> **GIVEN REQUEST**
Write the material out again in full, exactly.

> **DATA RECORDS**
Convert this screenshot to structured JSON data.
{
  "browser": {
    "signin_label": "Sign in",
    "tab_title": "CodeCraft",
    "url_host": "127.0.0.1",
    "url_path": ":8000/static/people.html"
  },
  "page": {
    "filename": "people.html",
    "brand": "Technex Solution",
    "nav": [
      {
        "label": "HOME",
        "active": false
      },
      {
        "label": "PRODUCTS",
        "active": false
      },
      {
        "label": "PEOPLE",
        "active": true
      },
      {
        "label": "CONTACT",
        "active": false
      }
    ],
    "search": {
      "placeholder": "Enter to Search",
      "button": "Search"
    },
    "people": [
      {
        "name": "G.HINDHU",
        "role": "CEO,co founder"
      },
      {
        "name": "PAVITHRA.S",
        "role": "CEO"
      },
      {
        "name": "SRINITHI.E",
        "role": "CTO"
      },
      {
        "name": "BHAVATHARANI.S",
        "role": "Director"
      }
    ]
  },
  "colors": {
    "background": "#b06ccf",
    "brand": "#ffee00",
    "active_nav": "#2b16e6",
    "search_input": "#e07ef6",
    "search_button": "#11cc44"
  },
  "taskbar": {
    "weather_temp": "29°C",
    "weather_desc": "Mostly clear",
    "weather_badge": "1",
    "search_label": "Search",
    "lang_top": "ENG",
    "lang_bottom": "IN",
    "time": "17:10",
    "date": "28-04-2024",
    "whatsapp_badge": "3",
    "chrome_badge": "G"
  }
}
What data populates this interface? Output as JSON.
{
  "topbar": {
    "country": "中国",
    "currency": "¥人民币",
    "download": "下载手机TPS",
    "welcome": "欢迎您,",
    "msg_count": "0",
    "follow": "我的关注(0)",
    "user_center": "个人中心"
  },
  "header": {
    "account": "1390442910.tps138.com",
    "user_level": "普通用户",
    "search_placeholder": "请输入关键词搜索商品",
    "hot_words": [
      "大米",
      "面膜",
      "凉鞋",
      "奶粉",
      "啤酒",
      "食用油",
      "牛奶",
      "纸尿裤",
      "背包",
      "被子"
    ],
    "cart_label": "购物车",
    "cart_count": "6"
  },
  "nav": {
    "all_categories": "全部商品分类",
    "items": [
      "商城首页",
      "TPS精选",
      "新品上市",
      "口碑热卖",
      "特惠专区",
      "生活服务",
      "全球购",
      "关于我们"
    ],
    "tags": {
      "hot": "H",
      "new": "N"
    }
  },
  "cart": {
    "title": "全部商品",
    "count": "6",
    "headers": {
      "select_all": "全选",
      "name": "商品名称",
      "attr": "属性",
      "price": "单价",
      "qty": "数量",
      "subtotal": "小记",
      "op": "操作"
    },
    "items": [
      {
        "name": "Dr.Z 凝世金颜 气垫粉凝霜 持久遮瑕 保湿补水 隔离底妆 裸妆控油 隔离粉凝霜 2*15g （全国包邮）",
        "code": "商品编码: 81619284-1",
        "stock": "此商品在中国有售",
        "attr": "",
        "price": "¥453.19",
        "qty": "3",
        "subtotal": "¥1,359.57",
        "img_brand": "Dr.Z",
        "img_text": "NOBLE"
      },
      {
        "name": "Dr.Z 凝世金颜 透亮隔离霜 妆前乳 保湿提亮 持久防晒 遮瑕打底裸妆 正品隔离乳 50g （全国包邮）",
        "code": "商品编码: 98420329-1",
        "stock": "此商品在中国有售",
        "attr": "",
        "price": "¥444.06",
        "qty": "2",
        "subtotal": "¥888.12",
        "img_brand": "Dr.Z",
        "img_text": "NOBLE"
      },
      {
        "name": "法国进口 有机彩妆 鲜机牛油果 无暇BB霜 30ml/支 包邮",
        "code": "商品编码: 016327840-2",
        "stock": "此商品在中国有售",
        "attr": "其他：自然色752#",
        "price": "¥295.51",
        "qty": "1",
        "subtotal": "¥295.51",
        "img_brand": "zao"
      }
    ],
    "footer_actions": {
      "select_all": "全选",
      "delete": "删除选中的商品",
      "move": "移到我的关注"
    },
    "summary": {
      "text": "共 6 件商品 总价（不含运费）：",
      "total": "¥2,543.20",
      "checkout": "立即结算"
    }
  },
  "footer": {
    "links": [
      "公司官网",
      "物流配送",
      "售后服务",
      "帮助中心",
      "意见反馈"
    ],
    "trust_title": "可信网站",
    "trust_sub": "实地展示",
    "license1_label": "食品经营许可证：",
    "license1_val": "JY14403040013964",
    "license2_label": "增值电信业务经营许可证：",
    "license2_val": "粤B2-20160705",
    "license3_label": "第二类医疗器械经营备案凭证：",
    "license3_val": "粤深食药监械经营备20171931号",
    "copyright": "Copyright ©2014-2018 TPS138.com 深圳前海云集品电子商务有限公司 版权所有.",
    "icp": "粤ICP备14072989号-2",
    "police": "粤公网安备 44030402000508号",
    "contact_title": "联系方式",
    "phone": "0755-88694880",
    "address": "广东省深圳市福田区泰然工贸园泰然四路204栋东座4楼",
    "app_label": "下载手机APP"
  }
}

> **RESPONSE**
Convert this screenshot to structured JSON data.
{
  "browser": {
    "signin_label": "Sign in",
    "tab_title": "CodeCraft",
    "url_host": "127.0.0.1",
    "url_path": ":8000/static/people.html"
  },
  "page": {
    "filename": "people.html",
    "brand": "Technex Solution",
    "nav": [
      {
        "label": "HOME",
        "active": false
      },
      {
        "label": "PRODUCTS",
        "active": false
      },
      {
        "label": "PEOPLE",
        "active": true
      },
      {
        "label": "CONTACT",
        "active": false
      }
    ],
    "search": {
      "placeholder": "Enter to Search",
      "button": "Search"
    },
    "people": [
      {
        "name": "G.HINDHU",
        "role": "CEO,co founder"
      },
      {
        "name": "PAVITHRA.S",
        "role": "CEO"
      },
      {
        "name": "SRINITHI.E",
        "role": "CTO"
      },
      {
        "name": "BHAVATHARANI.S",
        "role": "Director"
      }
    ]
  },
  "colors": {
    "background": "#b06ccf",
    "brand": "#ffee00",
    "active_nav": "#2b16e6",
    "search_input": "#e07ef6",
    "search_button": "#11cc44"
  },
  "taskbar": {
    "weather_temp": "29°C",
    "weather_desc": "Mostly clear",
    "weather_badge": "1",
    "search_label": "Search",
    "lang_top": "ENG",
    "lang_bottom": "IN",
    "time": "17:10",
    "date": "28-04-2024",
    "whatsapp_badge": "3",
    "chrome_badge": "G"
  }
}
What data populates this interface? Output as JSON.
{
  "topbar": {
    "country": "中国",
    "currency": "¥人民币",
    "download": "下载手机TPS",
    "welcome": "欢迎您,",
    "msg_count": "0",
    "follow": "我的关注(0)",
    "user_center": "个人中心"
  },
  "header": {
    "account": "1390442910.tps138.com",
    "user_level": "普通用户",
    "search_placeholder": "请输入关键词搜索商品",
    "hot_words": [
      "大米",
      "面膜",
      "凉鞋",
      "奶粉",
      "啤酒",
      "食用油",
      "牛奶",
      "纸尿裤",
      "背包",
      "被子"
    ],
    "cart_label": "购物车",
    "cart_count": "6"
  },
  "nav": {
    "all_categories": "全部商品分类",
    "items": [
      "商城首页",
      "TPS精选",
      "新品上市",
      "口碑热卖",
      "特惠专区",
      "生活服务",
      "全球购",
      "关于我们"
    ],
    "tags": {
      "hot": "H",
      "new": "N"
    }
  },
  "cart": {
    "title": "全部商品",
    "count": "6",
    "headers": {
      "select_all": "全选",
      "name": "商品名称",
      "attr": "属性",
      "price": "单价",
      "qty": "数量",
      "subtotal": "小记",
      "op": "操作"
    },
    "items": [
      {
        "name": "Dr.Z 凝世金颜 气垫粉凝霜 持久遮瑕 保湿补水 隔离底妆 裸妆控油 隔离粉凝霜 2*15g （全国包邮）",
        "code": "商品编码: 81619284-1",
        "stock": "此商品在中国有售",
        "attr": "",
        "price": "¥453.19",
        "qty": "3",
        "subtotal": "¥1,359.57",
        "img_brand": "Dr.Z",
        "img_text": "NOBLE"
      },
      {
        "name": "Dr.Z 凝世金颜 透亮隔离霜 妆前乳 保湿提亮 持久防晒 遮瑕打底裸妆 正品隔离乳 50g （全国包邮）",
        "code": "商品编码: 98420329-1",
        "stock": "此商品在中国有售",
        "attr": "",
        "price": "¥444.06",
        "qty": "2",
        "subtotal": "¥888.12",
        "img_brand": "Dr.Z",
        "img_text": "NOBLE"
      },
      {
        "name": "法国进口 有机彩妆 鲜机牛油果 无暇BB霜 30ml/支 包邮",
        "code": "商品编码: 016327840-2",
        "stock": "此商品在中国有售",
        "attr": "其他：自然色752#",
        "price": "¥295.51",
        "qty": "1",
        "subtotal": "¥295.51",
        "img_brand": "zao"
      }
    ],
    "footer_actions": {
      "select_all": "全选",
      "delete": "删除选中的商品",
      "move": "移到我的关注"
    },
    "summary": {
      "text": "共 6 件商品 总价（不含运费）：",
      "total": "¥2,543.20",
      "checkout": "立即结算"
    }
  },
  "footer": {
    "links": [
      "公司官网",
      "物流配送",
      "售后服务",
      "帮助中心",
      "意见反馈"
    ],
    "trust_title": "可信网站",
    "trust_sub": "实地展示",
    "license1_label": "食品经营许可证：",
    "license1_val": "JY14403040013964",
    "license2_label": "增值电信业务经营许可证：",
    "license2_val": "粤B2-20160705",
    "license3_label": "第二类医疗器械经营备案凭证：",
    "license3_val": "粤深食药监械经营备20171931号",
    "copyright": "Copyright ©2014-2018 TPS138.com 深圳前海云集品电子商务有限公司 版权所有.",
    "icp": "粤ICP备14072989号-2",
    "police": "粤公网安备 44030402000508号",
    "contact_title": "联系方式",
    "phone": "0755-88694880",
    "address": "广东省深圳市福田区泰然工贸园泰然四路204栋东座4楼",
    "app_label": "下载手机APP"
  }
}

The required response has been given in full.